**Exercise requirements:** Tally the lines in the records underneath that contain the string "同仇敌忾", and state the figure by itself.

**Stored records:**
────────────────

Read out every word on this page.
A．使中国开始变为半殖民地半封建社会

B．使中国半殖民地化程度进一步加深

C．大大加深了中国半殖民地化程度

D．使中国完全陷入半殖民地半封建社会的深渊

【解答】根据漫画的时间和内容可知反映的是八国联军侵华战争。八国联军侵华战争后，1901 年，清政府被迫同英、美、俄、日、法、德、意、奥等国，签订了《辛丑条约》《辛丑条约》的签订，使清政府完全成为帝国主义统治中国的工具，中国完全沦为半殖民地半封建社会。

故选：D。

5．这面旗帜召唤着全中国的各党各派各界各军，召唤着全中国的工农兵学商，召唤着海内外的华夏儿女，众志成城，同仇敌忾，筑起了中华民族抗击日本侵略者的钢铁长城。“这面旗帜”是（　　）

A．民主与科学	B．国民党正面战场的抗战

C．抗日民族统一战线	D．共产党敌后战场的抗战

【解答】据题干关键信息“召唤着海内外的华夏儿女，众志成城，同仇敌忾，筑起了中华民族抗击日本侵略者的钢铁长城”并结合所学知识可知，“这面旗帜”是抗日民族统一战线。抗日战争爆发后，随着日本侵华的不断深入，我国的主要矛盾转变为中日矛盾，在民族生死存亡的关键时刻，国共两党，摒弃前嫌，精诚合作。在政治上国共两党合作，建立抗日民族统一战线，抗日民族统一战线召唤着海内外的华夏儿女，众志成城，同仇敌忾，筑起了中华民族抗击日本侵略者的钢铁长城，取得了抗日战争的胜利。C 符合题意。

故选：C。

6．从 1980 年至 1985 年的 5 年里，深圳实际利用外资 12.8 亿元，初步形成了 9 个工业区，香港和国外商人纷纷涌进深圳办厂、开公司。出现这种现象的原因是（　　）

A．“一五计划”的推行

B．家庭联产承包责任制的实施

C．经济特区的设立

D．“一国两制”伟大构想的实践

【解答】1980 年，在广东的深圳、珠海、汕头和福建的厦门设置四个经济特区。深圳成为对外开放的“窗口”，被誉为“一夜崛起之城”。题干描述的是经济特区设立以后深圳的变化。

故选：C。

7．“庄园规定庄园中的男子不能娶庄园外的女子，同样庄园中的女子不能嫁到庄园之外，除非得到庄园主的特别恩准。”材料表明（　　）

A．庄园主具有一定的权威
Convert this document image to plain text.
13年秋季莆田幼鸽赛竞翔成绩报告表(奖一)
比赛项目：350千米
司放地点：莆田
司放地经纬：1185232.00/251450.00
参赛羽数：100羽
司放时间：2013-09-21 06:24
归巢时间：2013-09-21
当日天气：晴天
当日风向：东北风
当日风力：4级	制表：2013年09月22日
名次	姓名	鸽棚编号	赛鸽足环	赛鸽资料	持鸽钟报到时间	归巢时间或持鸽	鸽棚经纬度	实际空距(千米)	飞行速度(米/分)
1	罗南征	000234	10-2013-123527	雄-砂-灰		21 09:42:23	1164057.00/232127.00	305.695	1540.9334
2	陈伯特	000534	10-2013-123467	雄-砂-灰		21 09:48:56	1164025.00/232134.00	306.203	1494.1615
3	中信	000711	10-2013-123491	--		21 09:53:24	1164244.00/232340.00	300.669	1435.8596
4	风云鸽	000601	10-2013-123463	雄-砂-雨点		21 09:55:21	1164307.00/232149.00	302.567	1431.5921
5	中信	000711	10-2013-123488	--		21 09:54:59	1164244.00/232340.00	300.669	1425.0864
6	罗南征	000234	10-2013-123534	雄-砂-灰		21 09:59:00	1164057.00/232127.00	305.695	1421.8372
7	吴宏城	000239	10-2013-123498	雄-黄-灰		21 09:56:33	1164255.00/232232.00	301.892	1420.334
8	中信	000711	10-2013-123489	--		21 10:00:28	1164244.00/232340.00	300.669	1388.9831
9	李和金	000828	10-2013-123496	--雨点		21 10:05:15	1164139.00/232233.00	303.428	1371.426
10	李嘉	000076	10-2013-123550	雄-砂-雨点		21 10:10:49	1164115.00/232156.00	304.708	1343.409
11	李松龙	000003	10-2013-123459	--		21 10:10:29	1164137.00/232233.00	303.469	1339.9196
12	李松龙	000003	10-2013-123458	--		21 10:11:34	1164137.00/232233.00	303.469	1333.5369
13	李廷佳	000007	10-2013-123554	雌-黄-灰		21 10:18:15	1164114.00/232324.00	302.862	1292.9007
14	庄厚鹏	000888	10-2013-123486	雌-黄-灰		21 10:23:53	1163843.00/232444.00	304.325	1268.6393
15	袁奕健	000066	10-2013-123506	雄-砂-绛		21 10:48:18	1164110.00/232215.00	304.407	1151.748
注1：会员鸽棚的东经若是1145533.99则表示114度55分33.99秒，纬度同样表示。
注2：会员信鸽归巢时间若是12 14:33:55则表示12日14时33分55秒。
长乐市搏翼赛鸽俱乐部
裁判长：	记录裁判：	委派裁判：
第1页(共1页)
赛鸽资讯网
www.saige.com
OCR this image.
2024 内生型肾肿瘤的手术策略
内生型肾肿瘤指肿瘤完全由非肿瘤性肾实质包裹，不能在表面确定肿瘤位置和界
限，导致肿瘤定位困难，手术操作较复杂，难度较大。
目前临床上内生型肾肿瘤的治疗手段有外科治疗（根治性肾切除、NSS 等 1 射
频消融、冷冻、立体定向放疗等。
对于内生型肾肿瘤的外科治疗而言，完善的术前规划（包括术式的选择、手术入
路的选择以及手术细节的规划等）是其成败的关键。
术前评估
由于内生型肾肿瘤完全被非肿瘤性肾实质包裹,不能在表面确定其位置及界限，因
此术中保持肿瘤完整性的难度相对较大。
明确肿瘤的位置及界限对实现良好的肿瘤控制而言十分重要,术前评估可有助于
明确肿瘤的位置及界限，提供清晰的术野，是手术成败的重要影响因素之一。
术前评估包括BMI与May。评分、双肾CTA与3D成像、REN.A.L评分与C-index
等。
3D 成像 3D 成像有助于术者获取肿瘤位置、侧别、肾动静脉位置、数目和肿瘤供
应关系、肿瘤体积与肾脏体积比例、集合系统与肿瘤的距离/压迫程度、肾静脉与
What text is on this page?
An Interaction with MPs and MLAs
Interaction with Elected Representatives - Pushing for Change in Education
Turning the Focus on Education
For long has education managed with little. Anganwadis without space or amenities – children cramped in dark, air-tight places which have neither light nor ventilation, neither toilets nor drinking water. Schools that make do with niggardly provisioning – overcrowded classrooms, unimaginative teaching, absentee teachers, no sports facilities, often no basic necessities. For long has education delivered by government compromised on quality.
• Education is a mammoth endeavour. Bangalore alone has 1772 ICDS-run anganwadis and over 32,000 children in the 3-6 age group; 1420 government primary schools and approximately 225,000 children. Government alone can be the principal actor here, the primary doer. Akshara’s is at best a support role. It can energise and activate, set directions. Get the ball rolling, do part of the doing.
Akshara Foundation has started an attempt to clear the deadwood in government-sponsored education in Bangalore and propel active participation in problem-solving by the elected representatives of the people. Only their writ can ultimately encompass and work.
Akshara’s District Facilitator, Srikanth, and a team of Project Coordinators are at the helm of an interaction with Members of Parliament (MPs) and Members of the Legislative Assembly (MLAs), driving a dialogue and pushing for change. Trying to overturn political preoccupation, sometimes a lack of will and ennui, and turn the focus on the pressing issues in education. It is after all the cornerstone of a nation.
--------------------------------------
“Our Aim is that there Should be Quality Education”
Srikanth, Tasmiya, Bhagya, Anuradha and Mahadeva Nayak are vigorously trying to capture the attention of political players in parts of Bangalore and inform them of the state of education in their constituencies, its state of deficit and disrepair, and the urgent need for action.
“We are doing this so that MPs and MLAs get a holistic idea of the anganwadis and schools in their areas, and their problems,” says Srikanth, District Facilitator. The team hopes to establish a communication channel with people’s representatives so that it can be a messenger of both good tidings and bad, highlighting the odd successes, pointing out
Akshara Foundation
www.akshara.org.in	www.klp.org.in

────────────────

**Exercise result:** 2